■ Task to complete ■
Write out the entire listing below exactly as it appears, minus any pictures.

□ □ □

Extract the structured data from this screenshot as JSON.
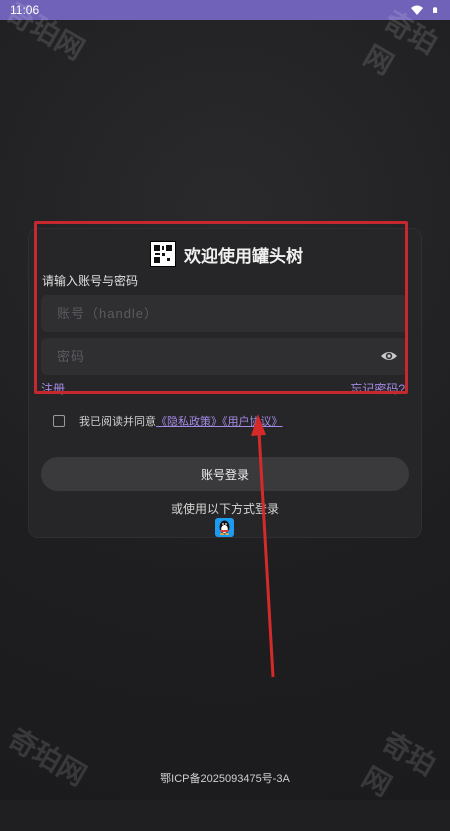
{
  "status": {
    "time": "11:06"
  },
  "app": {
    "title": "欢迎使用罐头树"
  },
  "login": {
    "subtitle": "请输入账号与密码",
    "account_placeholder": "账号（handle）",
    "password_placeholder": "密码",
    "register": "注册",
    "forgot": "忘记密码?",
    "agree_prefix": "我已阅读并同意",
    "privacy_link": "《隐私政策》",
    "user_link": "《用户协议》",
    "login_button": "账号登录",
    "other_methods": "或使用以下方式登录",
    "qq_icon": "qq-penguin-icon"
  },
  "footer": {
    "icp": "鄂ICP备2025093475号-3A"
  },
  "watermarks": [
    "奇珀网",
    "奇珀网",
    "奇珀网",
    "奇珀网"
  ],
  "colors": {
    "status_bar": "#6f62b8",
    "accent_link": "#a48ae6",
    "highlight": "#c7282f",
    "arrow": "#d42a2a"
  }
}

□ □ □

■ Complete answer ■
Extract the structured data from this screenshot as JSON.
{
  "status": {
    "time": "11:06"
  },
  "app": {
    "title": "欢迎使用罐头树"
  },
  "login": {
    "subtitle": "请输入账号与密码",
    "account_placeholder": "账号（handle）",
    "password_placeholder": "密码",
    "register": "注册",
    "forgot": "忘记密码?",
    "agree_prefix": "我已阅读并同意",
    "privacy_link": "《隐私政策》",
    "user_link": "《用户协议》",
    "login_button": "账号登录",
    "other_methods": "或使用以下方式登录",
    "qq_icon": "qq-penguin-icon"
  },
  "footer": {
    "icp": "鄂ICP备2025093475号-3A"
  },
  "watermarks": [
    "奇珀网",
    "奇珀网",
    "奇珀网",
    "奇珀网"
  ],
  "colors": {
    "status_bar": "#6f62b8",
    "accent_link": "#a48ae6",
    "highlight": "#c7282f",
    "arrow": "#d42a2a"
  }
}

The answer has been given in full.